▶ **Dataset records**:
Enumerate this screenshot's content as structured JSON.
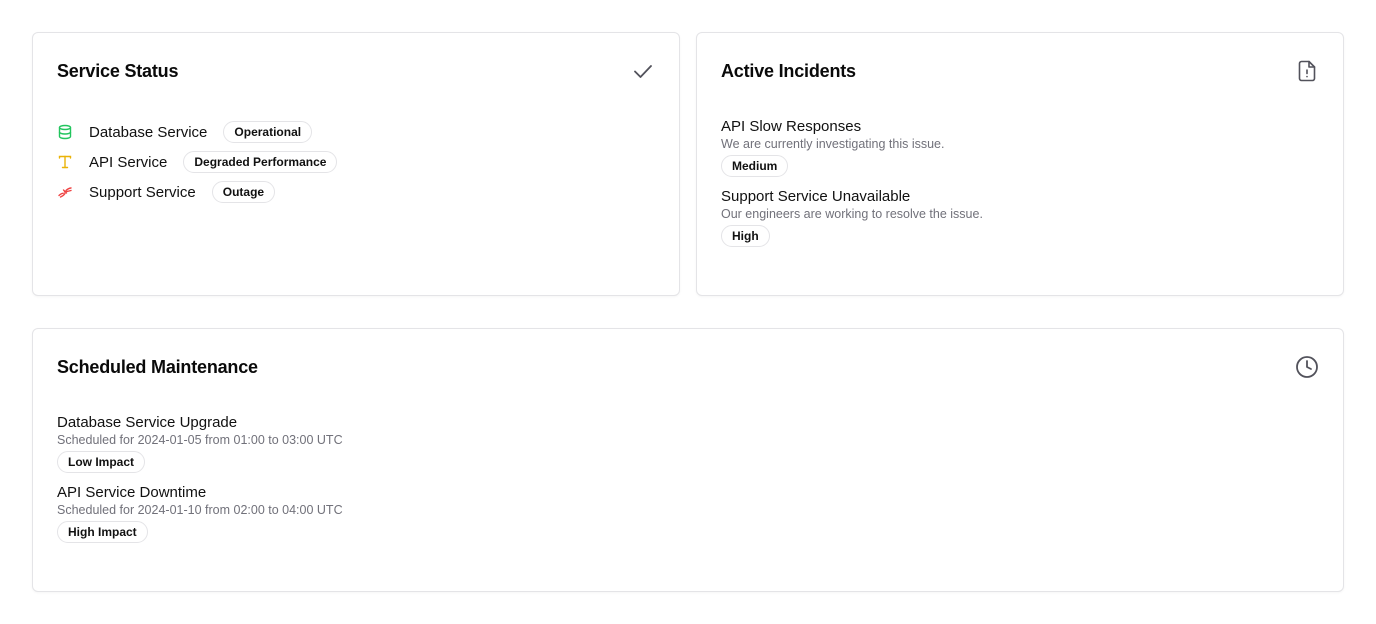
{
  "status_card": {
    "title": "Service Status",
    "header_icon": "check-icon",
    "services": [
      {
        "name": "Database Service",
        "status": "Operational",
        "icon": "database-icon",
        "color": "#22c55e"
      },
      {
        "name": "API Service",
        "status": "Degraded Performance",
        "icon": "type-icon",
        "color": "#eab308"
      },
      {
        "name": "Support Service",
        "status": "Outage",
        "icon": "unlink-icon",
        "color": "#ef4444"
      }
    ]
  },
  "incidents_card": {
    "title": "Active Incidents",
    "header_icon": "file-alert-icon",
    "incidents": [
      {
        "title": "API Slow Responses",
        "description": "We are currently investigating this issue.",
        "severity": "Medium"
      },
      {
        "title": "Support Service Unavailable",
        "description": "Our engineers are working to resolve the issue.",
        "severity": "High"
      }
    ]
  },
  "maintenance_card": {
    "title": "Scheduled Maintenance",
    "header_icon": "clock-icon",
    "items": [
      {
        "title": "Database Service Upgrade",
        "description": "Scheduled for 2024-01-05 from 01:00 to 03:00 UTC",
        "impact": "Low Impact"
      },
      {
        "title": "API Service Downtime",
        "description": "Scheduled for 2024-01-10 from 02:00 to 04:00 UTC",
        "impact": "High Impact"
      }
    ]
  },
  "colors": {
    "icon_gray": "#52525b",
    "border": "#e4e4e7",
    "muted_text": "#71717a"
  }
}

▶ **WHAT IS EXPECTED**:
Pull out all lines in the data above that include "Scheduled".

▶ **WRITTEN REPLY**:
    "title": "Scheduled Maintenance",
        "description": "Scheduled for 2024-01-05 from 01:00 to 03:00 UTC",
        "description": "Scheduled for 2024-01-10 from 02:00 to 04:00 UTC",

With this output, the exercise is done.